Entries taken from a collection:
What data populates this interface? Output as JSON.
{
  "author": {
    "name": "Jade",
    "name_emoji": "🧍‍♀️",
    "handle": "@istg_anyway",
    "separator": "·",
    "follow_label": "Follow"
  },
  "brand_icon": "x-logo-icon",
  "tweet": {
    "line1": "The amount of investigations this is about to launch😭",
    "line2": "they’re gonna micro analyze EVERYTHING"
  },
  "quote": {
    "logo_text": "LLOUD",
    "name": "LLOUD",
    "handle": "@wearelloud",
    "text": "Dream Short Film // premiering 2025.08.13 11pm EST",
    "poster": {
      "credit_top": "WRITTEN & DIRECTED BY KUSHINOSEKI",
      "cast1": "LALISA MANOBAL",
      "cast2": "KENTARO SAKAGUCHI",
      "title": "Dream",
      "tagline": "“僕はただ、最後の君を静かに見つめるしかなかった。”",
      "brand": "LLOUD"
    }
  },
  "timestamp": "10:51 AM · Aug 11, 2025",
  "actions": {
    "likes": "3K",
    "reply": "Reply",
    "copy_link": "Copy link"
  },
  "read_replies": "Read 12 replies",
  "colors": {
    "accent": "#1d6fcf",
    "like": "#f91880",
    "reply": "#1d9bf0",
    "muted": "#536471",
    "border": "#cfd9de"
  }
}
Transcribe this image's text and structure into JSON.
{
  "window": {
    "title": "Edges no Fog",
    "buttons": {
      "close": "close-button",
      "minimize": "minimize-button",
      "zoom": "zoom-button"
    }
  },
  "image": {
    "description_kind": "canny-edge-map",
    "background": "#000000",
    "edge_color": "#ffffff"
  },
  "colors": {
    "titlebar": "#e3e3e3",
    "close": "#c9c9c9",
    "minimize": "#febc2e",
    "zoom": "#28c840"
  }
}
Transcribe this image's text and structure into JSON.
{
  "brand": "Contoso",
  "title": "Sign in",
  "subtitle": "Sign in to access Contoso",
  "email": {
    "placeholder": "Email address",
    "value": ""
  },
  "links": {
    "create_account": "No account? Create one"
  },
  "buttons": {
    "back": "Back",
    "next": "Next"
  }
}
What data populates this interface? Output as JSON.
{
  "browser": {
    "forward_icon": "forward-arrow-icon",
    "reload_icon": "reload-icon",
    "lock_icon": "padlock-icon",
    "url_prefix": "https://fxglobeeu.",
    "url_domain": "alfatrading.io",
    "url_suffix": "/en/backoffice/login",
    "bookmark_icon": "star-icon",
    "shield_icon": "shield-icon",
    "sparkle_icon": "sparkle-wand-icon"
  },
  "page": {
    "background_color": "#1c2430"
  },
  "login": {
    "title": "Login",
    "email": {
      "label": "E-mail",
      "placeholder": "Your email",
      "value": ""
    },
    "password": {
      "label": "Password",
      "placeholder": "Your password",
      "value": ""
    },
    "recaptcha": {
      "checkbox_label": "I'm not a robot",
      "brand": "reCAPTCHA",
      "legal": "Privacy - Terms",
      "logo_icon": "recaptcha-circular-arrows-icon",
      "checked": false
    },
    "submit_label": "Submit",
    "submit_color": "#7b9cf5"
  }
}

▸ TASK GOAL: Reproduce the material exactly, with every line intact.

▸ COMPLETE ANSWER:
What data populates this interface? Output as JSON.
{
  "author": {
    "name": "Jade",
    "name_emoji": "🧍‍♀️",
    "handle": "@istg_anyway",
    "separator": "·",
    "follow_label": "Follow"
  },
  "brand_icon": "x-logo-icon",
  "tweet": {
    "line1": "The amount of investigations this is about to launch😭",
    "line2": "they’re gonna micro analyze EVERYTHING"
  },
  "quote": {
    "logo_text": "LLOUD",
    "name": "LLOUD",
    "handle": "@wearelloud",
    "text": "Dream Short Film // premiering 2025.08.13 11pm EST",
    "poster": {
      "credit_top": "WRITTEN & DIRECTED BY KUSHINOSEKI",
      "cast1": "LALISA MANOBAL",
      "cast2": "KENTARO SAKAGUCHI",
      "title": "Dream",
      "tagline": "“僕はただ、最後の君を静かに見つめるしかなかった。”",
      "brand": "LLOUD"
    }
  },
  "timestamp": "10:51 AM · Aug 11, 2025",
  "actions": {
    "likes": "3K",
    "reply": "Reply",
    "copy_link": "Copy link"
  },
  "read_replies": "Read 12 replies",
  "colors": {
    "accent": "#1d6fcf",
    "like": "#f91880",
    "reply": "#1d9bf0",
    "muted": "#536471",
    "border": "#cfd9de"
  }
}
Transcribe this image's text and structure into JSON.
{
  "window": {
    "title": "Edges no Fog",
    "buttons": {
      "close": "close-button",
      "minimize": "minimize-button",
      "zoom": "zoom-button"
    }
  },
  "image": {
    "description_kind": "canny-edge-map",
    "background": "#000000",
    "edge_color": "#ffffff"
  },
  "colors": {
    "titlebar": "#e3e3e3",
    "close": "#c9c9c9",
    "minimize": "#febc2e",
    "zoom": "#28c840"
  }
}
Transcribe this image's text and structure into JSON.
{
  "brand": "Contoso",
  "title": "Sign in",
  "subtitle": "Sign in to access Contoso",
  "email": {
    "placeholder": "Email address",
    "value": ""
  },
  "links": {
    "create_account": "No account? Create one"
  },
  "buttons": {
    "back": "Back",
    "next": "Next"
  }
}
What data populates this interface? Output as JSON.
{
  "browser": {
    "forward_icon": "forward-arrow-icon",
    "reload_icon": "reload-icon",
    "lock_icon": "padlock-icon",
    "url_prefix": "https://fxglobeeu.",
    "url_domain": "alfatrading.io",
    "url_suffix": "/en/backoffice/login",
    "bookmark_icon": "star-icon",
    "shield_icon": "shield-icon",
    "sparkle_icon": "sparkle-wand-icon"
  },
  "page": {
    "background_color": "#1c2430"
  },
  "login": {
    "title": "Login",
    "email": {
      "label": "E-mail",
      "placeholder": "Your email",
      "value": ""
    },
    "password": {
      "label": "Password",
      "placeholder": "Your password",
      "value": ""
    },
    "recaptcha": {
      "checkbox_label": "I'm not a robot",
      "brand": "reCAPTCHA",
      "legal": "Privacy - Terms",
      "logo_icon": "recaptcha-circular-arrows-icon",
      "checked": false
    },
    "submit_label": "Submit",
    "submit_color": "#7b9cf5"
  }
}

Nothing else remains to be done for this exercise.